**WHAT YOU NEED TO DO**:
Check each line below for the word "수진자수". Then give only how many lines have it.

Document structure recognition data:
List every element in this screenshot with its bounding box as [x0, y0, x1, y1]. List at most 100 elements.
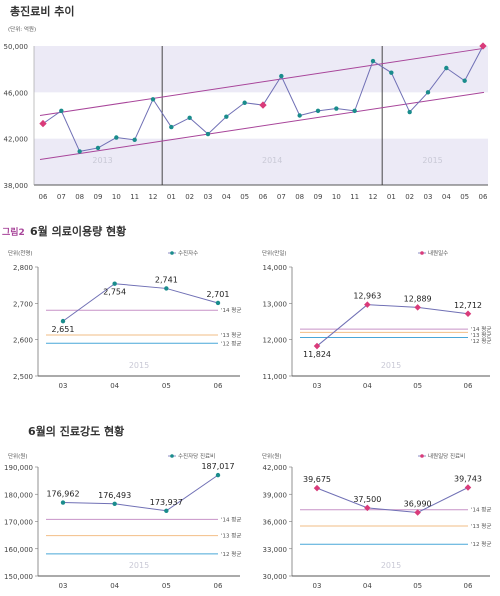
x-tick-label: 11: [350, 193, 359, 201]
data-point: [389, 70, 394, 75]
x-tick-label: 07: [57, 193, 66, 201]
x-tick-label: 03: [204, 193, 213, 201]
year-label: 2014: [262, 156, 282, 165]
y-tick-label: 39,000: [263, 491, 288, 499]
average-label: '12 평균: [471, 541, 491, 548]
x-tick-label: 06: [214, 382, 223, 390]
y-tick-label: 30,000: [263, 573, 288, 581]
x-tick-label: 03: [313, 382, 322, 390]
legend-marker: [420, 251, 424, 255]
x-tick-label: 12: [369, 193, 378, 201]
average-label: '12 평균: [221, 551, 241, 558]
x-tick-label: 04: [222, 193, 231, 201]
y-tick-label: 2,500: [13, 373, 33, 381]
x-tick-label: 03: [313, 582, 322, 590]
y-tick-label: 2,600: [13, 337, 33, 345]
y-tick-label: 36,000: [263, 519, 288, 527]
x-tick-label: 04: [110, 382, 119, 390]
legend-marker: [420, 454, 424, 458]
data-point-june: [259, 101, 267, 109]
x-tick-label: 06: [214, 582, 223, 590]
y-tick-label: 180,000: [4, 491, 33, 499]
data-label: 176,493: [98, 491, 131, 500]
x-tick-label: 04: [110, 582, 119, 590]
data-label: 12,712: [454, 301, 482, 310]
trend-upper: [39, 47, 485, 116]
data-point: [297, 113, 302, 118]
legend-marker: [170, 251, 174, 255]
data-label: 2,701: [207, 290, 230, 299]
x-tick-label: 08: [295, 193, 304, 201]
data-point: [169, 124, 174, 130]
y-tick-label: 160,000: [4, 546, 33, 554]
y-tick-label: 50,000: [4, 43, 29, 51]
x-tick-label: 10: [332, 193, 341, 201]
y-tick-label: 46,000: [4, 89, 29, 97]
data-point: [352, 108, 357, 114]
band-38000-42000: [34, 138, 488, 185]
data-label: 12,963: [353, 292, 381, 301]
chart-visit-days: 단위(만일) 내원일수 11,000 12,000 13,000 14,000 '14 평균…: [262, 249, 491, 390]
x-tick-label: 05: [413, 582, 422, 590]
x-tick-label: 06: [464, 382, 473, 390]
data-point: [407, 109, 412, 115]
x-tick-label: 10: [112, 193, 121, 201]
data-label: 173,937: [150, 498, 183, 507]
year-label: 2015: [422, 156, 442, 165]
data-point: [364, 301, 371, 308]
data-point: [313, 342, 321, 350]
chart-patients: 단위(천명) 수진자수 2,500 2,600 2,700 2,800 '14 평균 '13 …: [8, 249, 241, 390]
data-point: [334, 106, 339, 111]
average-label: '12 평균: [471, 338, 491, 345]
average-label: '14 평균: [471, 507, 491, 514]
y-tick-label: 11,000: [263, 373, 288, 381]
data-label: 12,889: [404, 294, 432, 303]
data-label: 39,675: [303, 475, 331, 484]
chart-cost-per-patient: 단위(원) 수진자당 진료비 150,000 160,000 170,000 180,00…: [4, 452, 241, 590]
data-label: 36,990: [404, 500, 432, 509]
data-point: [112, 281, 117, 286]
band-46000-50000: [34, 46, 488, 93]
y-tick-label: 12,000: [263, 337, 288, 345]
average-label: '14 평균: [471, 326, 491, 333]
y-tick-label: 38,000: [4, 182, 29, 190]
x-tick-label: 08: [75, 193, 84, 201]
x-tick-label: 05: [460, 193, 469, 201]
y-tick-label: 14,000: [263, 264, 288, 272]
average-label: '12 평균: [221, 340, 241, 347]
x-tick-label: 03: [424, 193, 433, 201]
year-label: 2015: [381, 561, 401, 570]
data-point: [364, 504, 371, 512]
data-point: [464, 484, 472, 491]
data-label: 2,754: [103, 288, 126, 297]
x-tick-label: 04: [363, 582, 372, 590]
data-point: [224, 114, 229, 119]
data-point-june: [479, 42, 487, 50]
data-point: [279, 73, 284, 79]
data-point: [164, 508, 169, 513]
y-tick-label: 33,000: [263, 546, 288, 554]
data-point: [59, 108, 64, 114]
average-label: '13 평균: [471, 523, 491, 530]
data-point: [464, 310, 472, 318]
data-point: [370, 58, 376, 64]
data-point: [114, 135, 119, 140]
data-point: [414, 304, 421, 311]
x-tick-label: 09: [314, 193, 323, 201]
y-tick-label: 190,000: [4, 464, 33, 472]
data-point: [215, 472, 221, 478]
data-point-june: [39, 119, 47, 128]
unit-label: 단위(원): [8, 452, 27, 460]
x-tick-label: 06: [479, 193, 488, 201]
title-medical-usage: 6월 의료이용량 현황: [30, 224, 126, 238]
average-label: '13 평균: [221, 533, 241, 540]
data-label: 39,743: [454, 475, 482, 484]
legend-label: 수진자수: [178, 249, 198, 257]
x-tick-label: 04: [363, 382, 372, 390]
x-tick-label: 03: [59, 582, 68, 590]
x-tick-label: 02: [185, 193, 194, 201]
legend-label: 내원일당 진료비: [428, 452, 465, 460]
data-label: 11,824: [303, 350, 331, 359]
data-point: [164, 286, 169, 291]
unit-label: 단위(천명): [8, 249, 33, 257]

**ANSWER TO THIS PROBLEM**:
2